- _Work instructions_: Repeat the material below exactly, with no pictures.

- _Information provided_:

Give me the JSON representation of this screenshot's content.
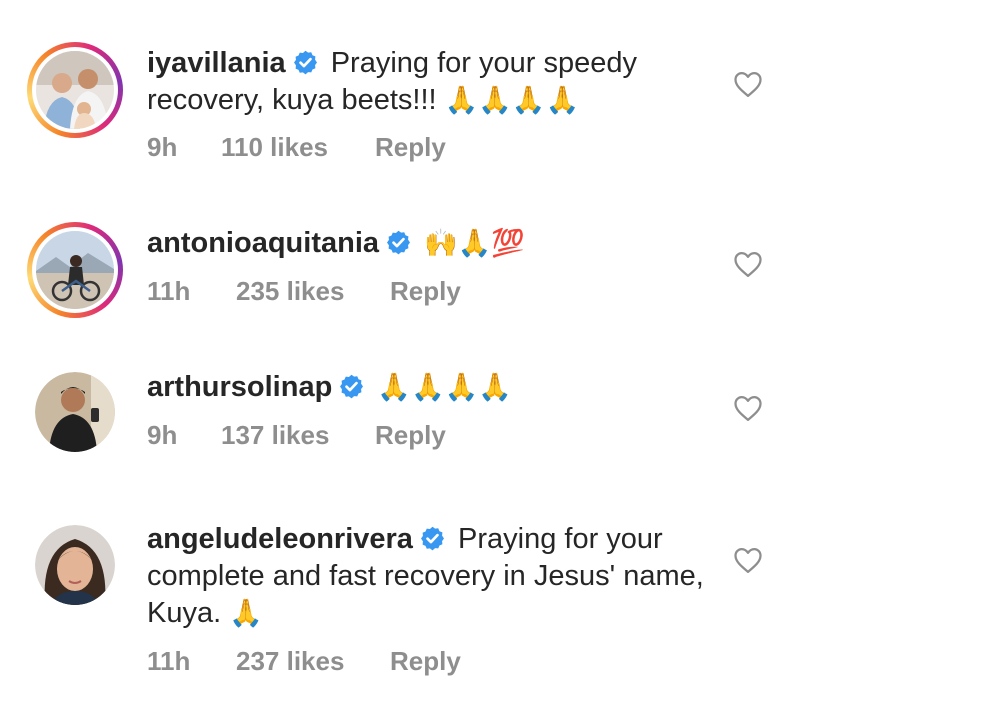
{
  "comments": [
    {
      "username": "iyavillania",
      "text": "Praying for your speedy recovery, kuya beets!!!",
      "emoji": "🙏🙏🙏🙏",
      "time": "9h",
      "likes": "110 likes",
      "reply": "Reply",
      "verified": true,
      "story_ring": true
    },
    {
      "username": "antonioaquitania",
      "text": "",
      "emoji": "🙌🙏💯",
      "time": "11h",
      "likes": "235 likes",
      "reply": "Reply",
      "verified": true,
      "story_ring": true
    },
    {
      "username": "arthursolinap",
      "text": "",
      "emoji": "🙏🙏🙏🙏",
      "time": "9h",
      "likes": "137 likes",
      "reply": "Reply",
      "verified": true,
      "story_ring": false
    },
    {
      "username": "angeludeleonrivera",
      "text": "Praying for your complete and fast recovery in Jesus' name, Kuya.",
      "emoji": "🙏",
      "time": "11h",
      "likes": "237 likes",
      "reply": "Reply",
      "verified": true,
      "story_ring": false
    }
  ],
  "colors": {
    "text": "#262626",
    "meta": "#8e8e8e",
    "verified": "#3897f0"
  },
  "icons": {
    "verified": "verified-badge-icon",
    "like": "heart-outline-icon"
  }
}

- _Solution for this exercise_:
Give me the JSON representation of this screenshot's content.
{
  "comments": [
    {
      "username": "iyavillania",
      "text": "Praying for your speedy recovery, kuya beets!!!",
      "emoji": "🙏🙏🙏🙏",
      "time": "9h",
      "likes": "110 likes",
      "reply": "Reply",
      "verified": true,
      "story_ring": true
    },
    {
      "username": "antonioaquitania",
      "text": "",
      "emoji": "🙌🙏💯",
      "time": "11h",
      "likes": "235 likes",
      "reply": "Reply",
      "verified": true,
      "story_ring": true
    },
    {
      "username": "arthursolinap",
      "text": "",
      "emoji": "🙏🙏🙏🙏",
      "time": "9h",
      "likes": "137 likes",
      "reply": "Reply",
      "verified": true,
      "story_ring": false
    },
    {
      "username": "angeludeleonrivera",
      "text": "Praying for your complete and fast recovery in Jesus' name, Kuya.",
      "emoji": "🙏",
      "time": "11h",
      "likes": "237 likes",
      "reply": "Reply",
      "verified": true,
      "story_ring": false
    }
  ],
  "colors": {
    "text": "#262626",
    "meta": "#8e8e8e",
    "verified": "#3897f0"
  },
  "icons": {
    "verified": "verified-badge-icon",
    "like": "heart-outline-icon"
  }
}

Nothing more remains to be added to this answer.